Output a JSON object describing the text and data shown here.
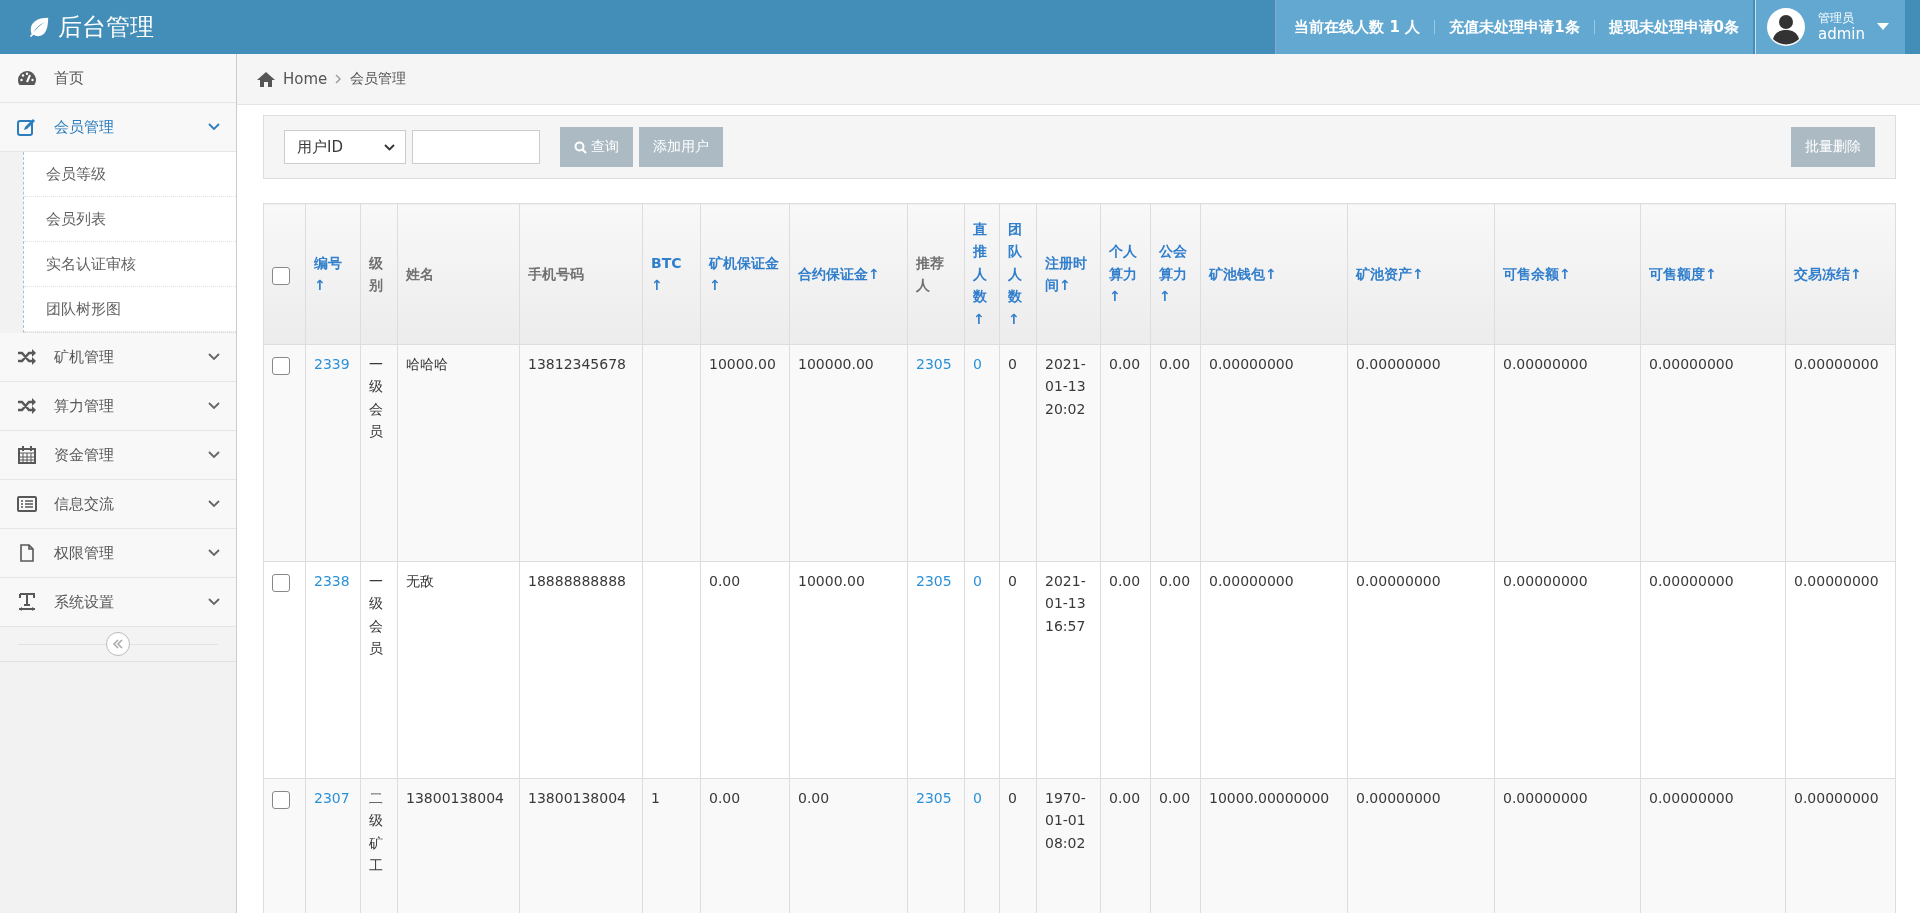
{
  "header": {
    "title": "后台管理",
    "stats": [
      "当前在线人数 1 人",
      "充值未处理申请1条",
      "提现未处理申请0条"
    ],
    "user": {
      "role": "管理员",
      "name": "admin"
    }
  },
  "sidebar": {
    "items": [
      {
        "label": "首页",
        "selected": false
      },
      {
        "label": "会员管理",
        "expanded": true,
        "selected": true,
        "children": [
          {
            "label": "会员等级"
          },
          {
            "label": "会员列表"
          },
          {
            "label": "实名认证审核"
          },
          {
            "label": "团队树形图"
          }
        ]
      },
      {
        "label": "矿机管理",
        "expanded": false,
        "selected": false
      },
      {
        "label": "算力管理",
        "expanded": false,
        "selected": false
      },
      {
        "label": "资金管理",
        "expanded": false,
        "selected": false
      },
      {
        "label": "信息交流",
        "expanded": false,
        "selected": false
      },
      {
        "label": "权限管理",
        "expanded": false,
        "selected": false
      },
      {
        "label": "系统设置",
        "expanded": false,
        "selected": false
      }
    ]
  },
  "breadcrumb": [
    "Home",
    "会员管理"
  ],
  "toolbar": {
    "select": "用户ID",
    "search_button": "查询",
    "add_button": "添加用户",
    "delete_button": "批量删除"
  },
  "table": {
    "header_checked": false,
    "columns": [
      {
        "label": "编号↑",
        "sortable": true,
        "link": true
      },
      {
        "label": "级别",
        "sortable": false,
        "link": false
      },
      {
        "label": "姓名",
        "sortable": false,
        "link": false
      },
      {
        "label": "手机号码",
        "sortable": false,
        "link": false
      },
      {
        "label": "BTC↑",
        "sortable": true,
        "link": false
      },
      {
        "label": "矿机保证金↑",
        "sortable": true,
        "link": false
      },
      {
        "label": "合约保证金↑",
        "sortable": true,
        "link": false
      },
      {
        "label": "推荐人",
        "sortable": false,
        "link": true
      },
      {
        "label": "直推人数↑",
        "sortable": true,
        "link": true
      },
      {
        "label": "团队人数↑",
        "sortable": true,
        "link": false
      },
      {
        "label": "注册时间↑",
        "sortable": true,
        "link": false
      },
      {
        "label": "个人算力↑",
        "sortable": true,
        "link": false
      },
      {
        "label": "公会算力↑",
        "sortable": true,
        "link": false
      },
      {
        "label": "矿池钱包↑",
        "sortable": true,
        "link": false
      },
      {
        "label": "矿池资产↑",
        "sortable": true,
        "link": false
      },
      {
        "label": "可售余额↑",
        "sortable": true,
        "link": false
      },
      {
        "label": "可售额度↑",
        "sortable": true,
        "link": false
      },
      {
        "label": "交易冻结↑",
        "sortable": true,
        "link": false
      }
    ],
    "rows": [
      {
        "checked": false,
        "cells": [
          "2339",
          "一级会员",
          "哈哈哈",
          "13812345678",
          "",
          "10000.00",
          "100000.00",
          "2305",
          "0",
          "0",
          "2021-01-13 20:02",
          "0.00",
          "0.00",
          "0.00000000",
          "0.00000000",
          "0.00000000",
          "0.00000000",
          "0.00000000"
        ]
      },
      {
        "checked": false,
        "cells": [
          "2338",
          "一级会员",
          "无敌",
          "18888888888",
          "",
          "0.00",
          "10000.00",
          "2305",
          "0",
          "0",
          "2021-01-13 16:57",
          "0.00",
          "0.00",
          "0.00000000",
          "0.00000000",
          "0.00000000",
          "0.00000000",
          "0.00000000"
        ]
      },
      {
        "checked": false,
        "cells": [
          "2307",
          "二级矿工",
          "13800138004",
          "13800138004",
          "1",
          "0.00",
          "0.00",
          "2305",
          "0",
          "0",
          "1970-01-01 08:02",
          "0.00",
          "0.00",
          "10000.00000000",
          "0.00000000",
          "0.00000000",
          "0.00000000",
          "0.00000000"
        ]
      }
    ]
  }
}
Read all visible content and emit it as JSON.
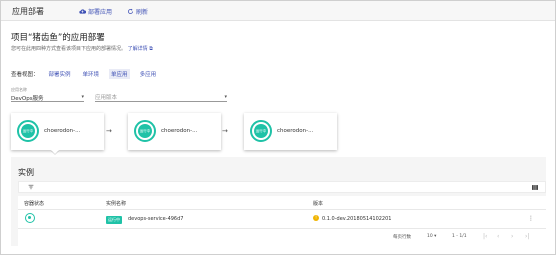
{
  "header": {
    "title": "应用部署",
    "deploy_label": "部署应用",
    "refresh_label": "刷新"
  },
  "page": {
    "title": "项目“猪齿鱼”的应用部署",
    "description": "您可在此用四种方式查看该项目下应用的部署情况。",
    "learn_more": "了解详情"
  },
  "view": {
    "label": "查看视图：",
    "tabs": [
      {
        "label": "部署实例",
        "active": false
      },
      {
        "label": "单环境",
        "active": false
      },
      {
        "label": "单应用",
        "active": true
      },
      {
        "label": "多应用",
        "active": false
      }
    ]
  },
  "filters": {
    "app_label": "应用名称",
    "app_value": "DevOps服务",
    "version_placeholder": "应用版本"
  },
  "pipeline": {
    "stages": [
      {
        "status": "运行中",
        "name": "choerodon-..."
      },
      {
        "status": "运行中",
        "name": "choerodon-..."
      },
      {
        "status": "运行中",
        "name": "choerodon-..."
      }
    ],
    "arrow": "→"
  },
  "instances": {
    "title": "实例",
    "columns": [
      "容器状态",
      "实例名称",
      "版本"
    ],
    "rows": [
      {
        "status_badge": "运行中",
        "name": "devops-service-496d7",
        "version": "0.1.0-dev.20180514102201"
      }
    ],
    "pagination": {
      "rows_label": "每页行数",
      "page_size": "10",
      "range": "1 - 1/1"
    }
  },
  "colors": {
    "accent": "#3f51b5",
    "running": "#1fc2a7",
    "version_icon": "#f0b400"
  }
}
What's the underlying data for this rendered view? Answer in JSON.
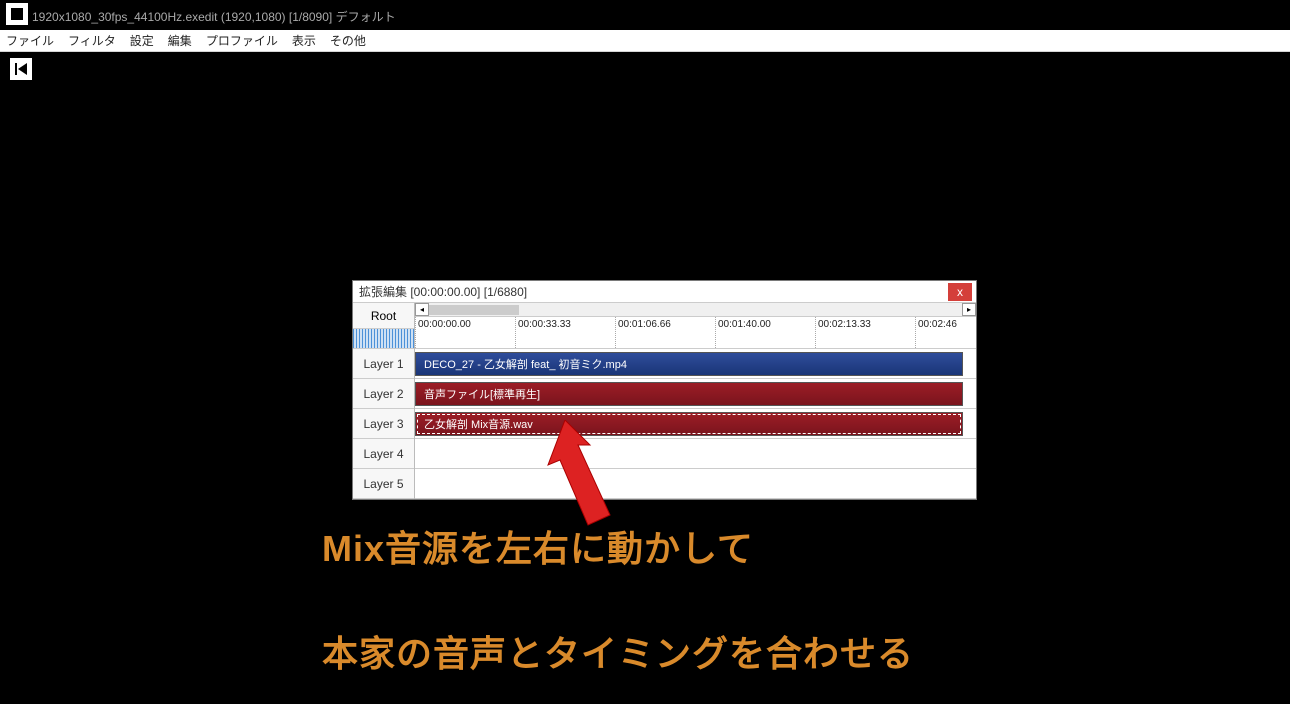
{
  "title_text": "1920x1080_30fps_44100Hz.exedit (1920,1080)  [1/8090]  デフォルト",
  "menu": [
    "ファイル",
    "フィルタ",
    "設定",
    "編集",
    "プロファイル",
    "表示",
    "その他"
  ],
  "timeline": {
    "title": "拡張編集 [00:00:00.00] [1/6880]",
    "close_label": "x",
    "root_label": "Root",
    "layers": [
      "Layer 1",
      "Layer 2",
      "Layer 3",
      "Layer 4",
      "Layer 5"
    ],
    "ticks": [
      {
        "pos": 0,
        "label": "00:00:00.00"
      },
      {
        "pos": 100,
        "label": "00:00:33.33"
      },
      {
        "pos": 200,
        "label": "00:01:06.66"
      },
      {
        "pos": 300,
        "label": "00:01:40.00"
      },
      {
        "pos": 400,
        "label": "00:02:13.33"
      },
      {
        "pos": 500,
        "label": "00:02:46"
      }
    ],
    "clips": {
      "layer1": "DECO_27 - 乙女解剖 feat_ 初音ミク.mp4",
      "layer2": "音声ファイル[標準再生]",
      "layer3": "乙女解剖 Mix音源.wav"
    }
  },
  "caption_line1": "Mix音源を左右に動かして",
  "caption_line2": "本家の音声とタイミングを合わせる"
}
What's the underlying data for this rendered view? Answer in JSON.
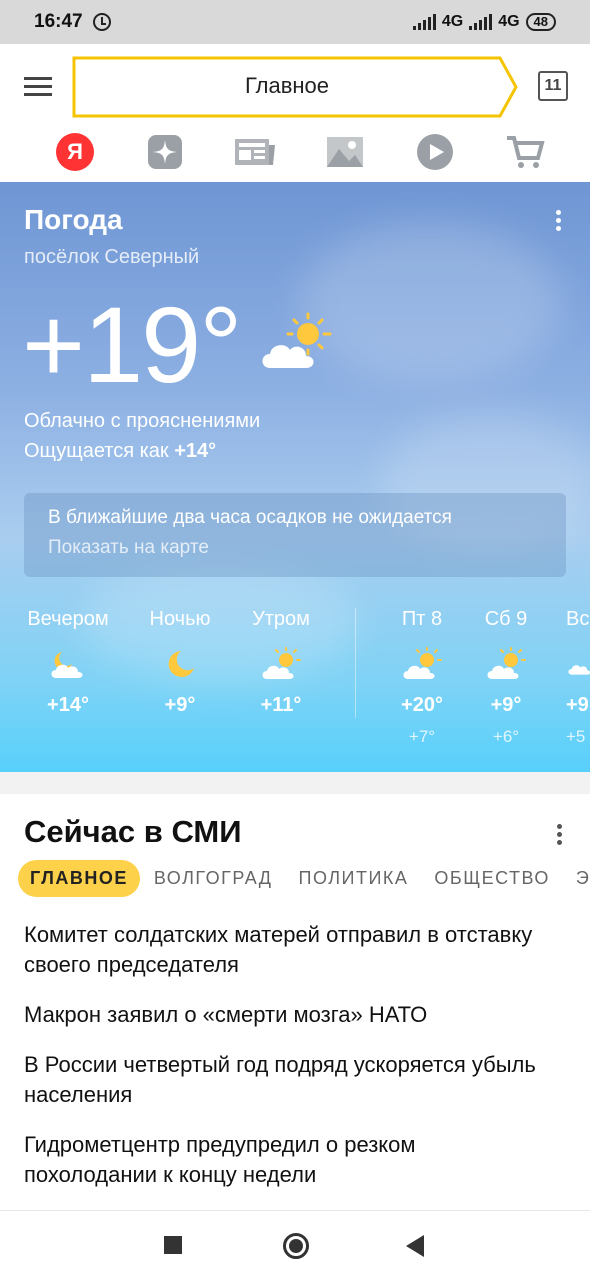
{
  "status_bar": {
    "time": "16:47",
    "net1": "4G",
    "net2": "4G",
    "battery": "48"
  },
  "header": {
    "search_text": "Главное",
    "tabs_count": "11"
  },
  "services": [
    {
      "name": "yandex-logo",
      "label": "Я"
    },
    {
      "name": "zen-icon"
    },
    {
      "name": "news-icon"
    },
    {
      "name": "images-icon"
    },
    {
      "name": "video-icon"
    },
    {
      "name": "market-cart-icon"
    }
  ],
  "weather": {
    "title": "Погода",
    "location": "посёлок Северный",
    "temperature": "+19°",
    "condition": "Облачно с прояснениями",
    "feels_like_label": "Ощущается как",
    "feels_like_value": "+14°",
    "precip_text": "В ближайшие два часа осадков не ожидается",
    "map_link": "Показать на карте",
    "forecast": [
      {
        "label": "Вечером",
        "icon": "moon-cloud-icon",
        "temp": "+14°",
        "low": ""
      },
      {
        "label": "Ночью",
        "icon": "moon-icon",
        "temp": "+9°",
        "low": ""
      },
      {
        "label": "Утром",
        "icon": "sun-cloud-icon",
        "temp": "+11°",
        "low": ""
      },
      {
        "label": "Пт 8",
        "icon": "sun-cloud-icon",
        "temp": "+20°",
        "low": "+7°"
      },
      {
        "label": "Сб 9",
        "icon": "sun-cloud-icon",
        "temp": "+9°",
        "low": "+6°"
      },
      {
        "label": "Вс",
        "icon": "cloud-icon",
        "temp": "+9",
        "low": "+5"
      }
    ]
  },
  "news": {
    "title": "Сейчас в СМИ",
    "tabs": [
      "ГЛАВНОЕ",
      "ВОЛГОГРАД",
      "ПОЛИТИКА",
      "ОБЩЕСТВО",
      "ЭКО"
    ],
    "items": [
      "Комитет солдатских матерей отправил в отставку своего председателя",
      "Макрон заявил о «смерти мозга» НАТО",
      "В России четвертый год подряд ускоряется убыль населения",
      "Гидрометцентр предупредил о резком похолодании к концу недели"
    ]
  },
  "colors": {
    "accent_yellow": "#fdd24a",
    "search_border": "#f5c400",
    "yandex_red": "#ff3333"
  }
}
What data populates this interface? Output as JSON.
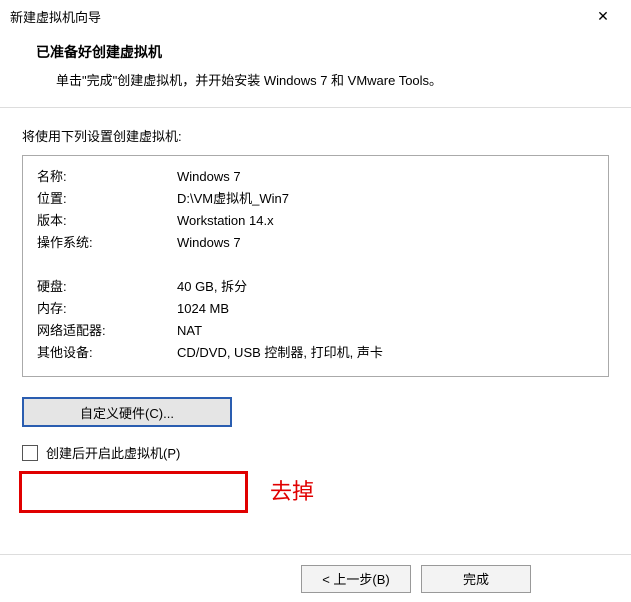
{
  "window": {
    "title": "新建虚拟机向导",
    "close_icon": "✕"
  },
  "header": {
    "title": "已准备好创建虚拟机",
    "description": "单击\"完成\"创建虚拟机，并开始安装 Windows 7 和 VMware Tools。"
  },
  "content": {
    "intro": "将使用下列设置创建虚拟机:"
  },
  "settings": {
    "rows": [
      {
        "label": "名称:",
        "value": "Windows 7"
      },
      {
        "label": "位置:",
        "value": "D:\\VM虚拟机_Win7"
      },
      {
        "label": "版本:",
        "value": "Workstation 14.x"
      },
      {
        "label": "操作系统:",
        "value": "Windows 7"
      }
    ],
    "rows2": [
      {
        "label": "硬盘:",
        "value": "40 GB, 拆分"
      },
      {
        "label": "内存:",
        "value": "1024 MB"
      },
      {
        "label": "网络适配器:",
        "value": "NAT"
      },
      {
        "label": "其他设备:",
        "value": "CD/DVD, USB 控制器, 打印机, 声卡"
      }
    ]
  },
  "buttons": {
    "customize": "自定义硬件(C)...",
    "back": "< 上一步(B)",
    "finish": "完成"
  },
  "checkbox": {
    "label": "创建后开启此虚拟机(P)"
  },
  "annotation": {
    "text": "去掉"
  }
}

▸ **Exercise task**
Scan the material above for the word "content". Copy each line where it occurs.

▸ **Problem solution**
Read all visible content and emit it as JSON.
  "content": {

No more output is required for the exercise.